### Quoted text
-*-

The specified UT thickness measurements to be taken over the next 3 refueling outages, in combination with the readings taken in the October 2010 refueling outage, will determine the actual corrosion rate of the drywell external surface in the area below penetration J13, which has been established as the only area of interest for potential drywell shell corrosion due to periodic exposure to reactor cavity leakage. The identified corrosion rate will be part of the basis for ongoing monitoring activities, including UT thickness measurements. Ongoing monitoring activities will be established at an appropriate frequency and in a sufficient number of locations to assure that the intended functions of the drywell are maintained consistent with the CLB for the period of extended operation. If the reactor cavity leakage cannot be repaired prior to entering the period of extended operation, then the monitoring activities and evaluations of the Final Interim Staff Guidance LR-ISG-2006-01 will be implemented in accordance with Enhancement 10. There is no need to revise Enhancement 10 to include UT thickness measurements each refueling outage because the drywell shell corrosion rate will be established following implementation of the revised Enhancement 9, and ongoing monitoring requirements will be established based on the identified corrosion rate well before entering the period of extended operation.
Also as part of the response to this RAI, the Operating Experience portion of LRA Appendix B, Section B.2.1.28 (ASME Section XI, Subsection IWE), on page B-1 32 is revised to include additional information obtained during the October 2010 refueling outage. A new operating experience item (#4) is added, shown below in bold italics.
- 4. During the 2009 refueling outage, a small water leak was found trickling out of Reactor Building concrete wall penetration sleeve J13 from the drywell air gap region at Azimuth 2250. Analysis of the water identified it as refueling water.
In the October 2010 refueling outage, water was found trickling out of the same penetration sleeve as in the 2009 refueling outage as well as an adjacent penetration sleeve. Analysis of the water again identified it as refueling water.
Approximately 350 UT thickness measurements were taken during the October 2010 refueling outage to determine if leakage from the reactor cavity has resulted in external corrosion of the drywell shell. Thickness measurements were all above nominal plate thickness except the 1.500 inch thick plate under the J13 penetration sleeve area. This plate had UT readings below nominal plate thickness, but the average readings were above the plate minimum allowable manufacturing tolerance (1.490 inches). This region of the drywell shell has been established as an area of interest for augmented inspections and will be re-examined in future outages.

-*-

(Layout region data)
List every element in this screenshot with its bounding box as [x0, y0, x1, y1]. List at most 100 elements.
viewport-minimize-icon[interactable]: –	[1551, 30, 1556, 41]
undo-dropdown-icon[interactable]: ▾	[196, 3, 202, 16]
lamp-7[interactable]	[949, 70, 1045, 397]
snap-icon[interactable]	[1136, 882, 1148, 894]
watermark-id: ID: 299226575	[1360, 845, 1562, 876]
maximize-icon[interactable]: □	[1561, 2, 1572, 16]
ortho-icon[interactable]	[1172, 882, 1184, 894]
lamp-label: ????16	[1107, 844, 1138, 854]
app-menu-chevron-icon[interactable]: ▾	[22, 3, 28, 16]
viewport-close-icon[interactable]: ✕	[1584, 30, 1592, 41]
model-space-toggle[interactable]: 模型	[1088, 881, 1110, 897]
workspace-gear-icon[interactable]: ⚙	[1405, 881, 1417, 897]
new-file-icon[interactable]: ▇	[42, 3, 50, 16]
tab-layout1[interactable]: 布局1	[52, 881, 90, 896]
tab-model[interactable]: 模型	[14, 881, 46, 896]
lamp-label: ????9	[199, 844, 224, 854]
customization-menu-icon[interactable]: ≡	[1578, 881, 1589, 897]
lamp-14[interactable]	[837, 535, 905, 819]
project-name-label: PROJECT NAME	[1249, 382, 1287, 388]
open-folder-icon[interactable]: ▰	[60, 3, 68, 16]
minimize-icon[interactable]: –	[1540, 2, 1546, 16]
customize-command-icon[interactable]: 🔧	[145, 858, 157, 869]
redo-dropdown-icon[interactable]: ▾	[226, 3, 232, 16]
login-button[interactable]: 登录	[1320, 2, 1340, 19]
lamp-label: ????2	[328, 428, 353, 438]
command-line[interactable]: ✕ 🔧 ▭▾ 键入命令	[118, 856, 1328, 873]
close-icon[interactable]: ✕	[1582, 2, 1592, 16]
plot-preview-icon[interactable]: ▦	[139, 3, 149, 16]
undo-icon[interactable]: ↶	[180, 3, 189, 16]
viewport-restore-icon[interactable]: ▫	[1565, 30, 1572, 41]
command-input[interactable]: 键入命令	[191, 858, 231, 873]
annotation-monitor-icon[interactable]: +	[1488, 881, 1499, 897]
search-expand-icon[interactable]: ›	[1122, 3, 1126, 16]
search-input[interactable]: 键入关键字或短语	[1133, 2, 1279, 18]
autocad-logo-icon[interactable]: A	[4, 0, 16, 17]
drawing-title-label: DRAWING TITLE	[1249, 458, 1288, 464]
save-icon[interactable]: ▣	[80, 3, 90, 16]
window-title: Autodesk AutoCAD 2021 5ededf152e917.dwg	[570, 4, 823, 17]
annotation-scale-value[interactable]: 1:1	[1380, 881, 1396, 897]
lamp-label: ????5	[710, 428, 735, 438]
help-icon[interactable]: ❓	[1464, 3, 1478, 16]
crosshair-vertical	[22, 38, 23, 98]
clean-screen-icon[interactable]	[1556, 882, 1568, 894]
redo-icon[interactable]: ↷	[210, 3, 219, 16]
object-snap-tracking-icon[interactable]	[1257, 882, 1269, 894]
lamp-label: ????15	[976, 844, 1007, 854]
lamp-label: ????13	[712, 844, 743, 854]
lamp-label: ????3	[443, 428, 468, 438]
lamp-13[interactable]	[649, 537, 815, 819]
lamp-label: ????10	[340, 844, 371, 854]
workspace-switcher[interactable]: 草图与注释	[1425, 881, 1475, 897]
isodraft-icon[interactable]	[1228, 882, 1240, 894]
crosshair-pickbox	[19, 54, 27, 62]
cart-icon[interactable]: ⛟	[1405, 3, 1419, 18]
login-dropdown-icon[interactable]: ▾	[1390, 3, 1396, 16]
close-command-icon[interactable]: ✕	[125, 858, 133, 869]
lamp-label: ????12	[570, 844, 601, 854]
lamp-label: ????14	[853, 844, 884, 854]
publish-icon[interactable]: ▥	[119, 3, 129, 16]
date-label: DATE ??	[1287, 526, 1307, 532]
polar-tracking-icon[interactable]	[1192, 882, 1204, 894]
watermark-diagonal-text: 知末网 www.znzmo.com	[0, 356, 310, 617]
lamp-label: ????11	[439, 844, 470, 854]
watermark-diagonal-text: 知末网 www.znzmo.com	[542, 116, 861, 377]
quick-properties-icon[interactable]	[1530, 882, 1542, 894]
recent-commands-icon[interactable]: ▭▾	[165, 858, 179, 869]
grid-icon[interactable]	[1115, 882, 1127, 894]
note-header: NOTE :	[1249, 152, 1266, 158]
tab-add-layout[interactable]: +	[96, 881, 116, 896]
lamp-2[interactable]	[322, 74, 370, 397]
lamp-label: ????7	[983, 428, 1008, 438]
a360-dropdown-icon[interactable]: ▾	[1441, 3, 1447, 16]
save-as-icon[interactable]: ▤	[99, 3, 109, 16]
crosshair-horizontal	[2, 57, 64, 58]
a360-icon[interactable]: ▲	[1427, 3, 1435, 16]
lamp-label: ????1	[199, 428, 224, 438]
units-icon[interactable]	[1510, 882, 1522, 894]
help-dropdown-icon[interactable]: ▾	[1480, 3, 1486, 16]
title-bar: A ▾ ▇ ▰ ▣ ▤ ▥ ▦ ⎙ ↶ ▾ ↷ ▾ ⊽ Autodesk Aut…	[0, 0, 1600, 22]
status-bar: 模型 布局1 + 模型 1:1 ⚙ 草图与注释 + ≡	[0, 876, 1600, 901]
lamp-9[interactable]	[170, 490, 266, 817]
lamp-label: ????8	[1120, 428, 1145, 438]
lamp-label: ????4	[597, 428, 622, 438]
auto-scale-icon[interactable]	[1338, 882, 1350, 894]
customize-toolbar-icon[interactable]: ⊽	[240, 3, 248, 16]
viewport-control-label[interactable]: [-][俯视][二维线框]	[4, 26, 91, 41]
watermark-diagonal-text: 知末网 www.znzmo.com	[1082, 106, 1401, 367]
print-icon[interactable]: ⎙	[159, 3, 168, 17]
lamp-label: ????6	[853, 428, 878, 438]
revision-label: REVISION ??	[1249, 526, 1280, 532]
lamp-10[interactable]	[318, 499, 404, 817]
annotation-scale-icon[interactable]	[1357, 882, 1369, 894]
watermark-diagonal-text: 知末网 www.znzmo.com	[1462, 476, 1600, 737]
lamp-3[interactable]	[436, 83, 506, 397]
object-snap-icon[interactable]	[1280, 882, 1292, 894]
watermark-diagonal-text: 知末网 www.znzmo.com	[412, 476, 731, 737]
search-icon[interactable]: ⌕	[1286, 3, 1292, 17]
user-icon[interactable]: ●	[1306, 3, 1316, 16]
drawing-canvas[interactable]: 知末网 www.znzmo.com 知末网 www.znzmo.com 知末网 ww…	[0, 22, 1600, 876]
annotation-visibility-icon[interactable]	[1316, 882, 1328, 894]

-*-

### Problem set
1) In the drywell corrosion text, set down the part that opens with the words containing "Also as part" and closes with "water identified it as refueling water.".
2) For each of the following statements, state whether it agrees with the drywell corrosion text, answering yes or no and quoting the deciding words.
(a) Approximately 350 UT thickness measurements were taken during the October 2010 refueling outage.
(b) Enhancement 10 will be revised to include UT thickness measurements each refueling outage.
(c) The water found leaking during the 2009 refueling outage was identified as groundwater.
3) According to the drywell corrosion text, what is the minimum allowable manufacturing tolerance of the plate under the J13 penetration sleeve area?

### Problem solutions
1)
Also as part of the response to this RAI, the Operating Experience portion of LRA Appendix B, Section B.2.1.28 (ASME Section XI, Subsection IWE), on page B-1 32 is revised to include additional information obtained during the October 2010 refueling outage. A new operating experience item (#4) is added, shown below in bold italics.
- 4. During the 2009 refueling outage, a small water leak was found trickling out of Reactor Building concrete wall penetration sleeve J13 from the drywell air gap region at Azimuth 2250. Analysis of the water identified it as refueling water.

2)
(a) Yes: "Approximately 350 UT thickness measurements were taken during the October 2010 refueling outage"
(b) No: "There is no need to revise Enhancement 10 to include UT thickness measurements each refueling outage"
(c) No: "Analysis of the water identified it as refueling water."

3) 1.490 inches.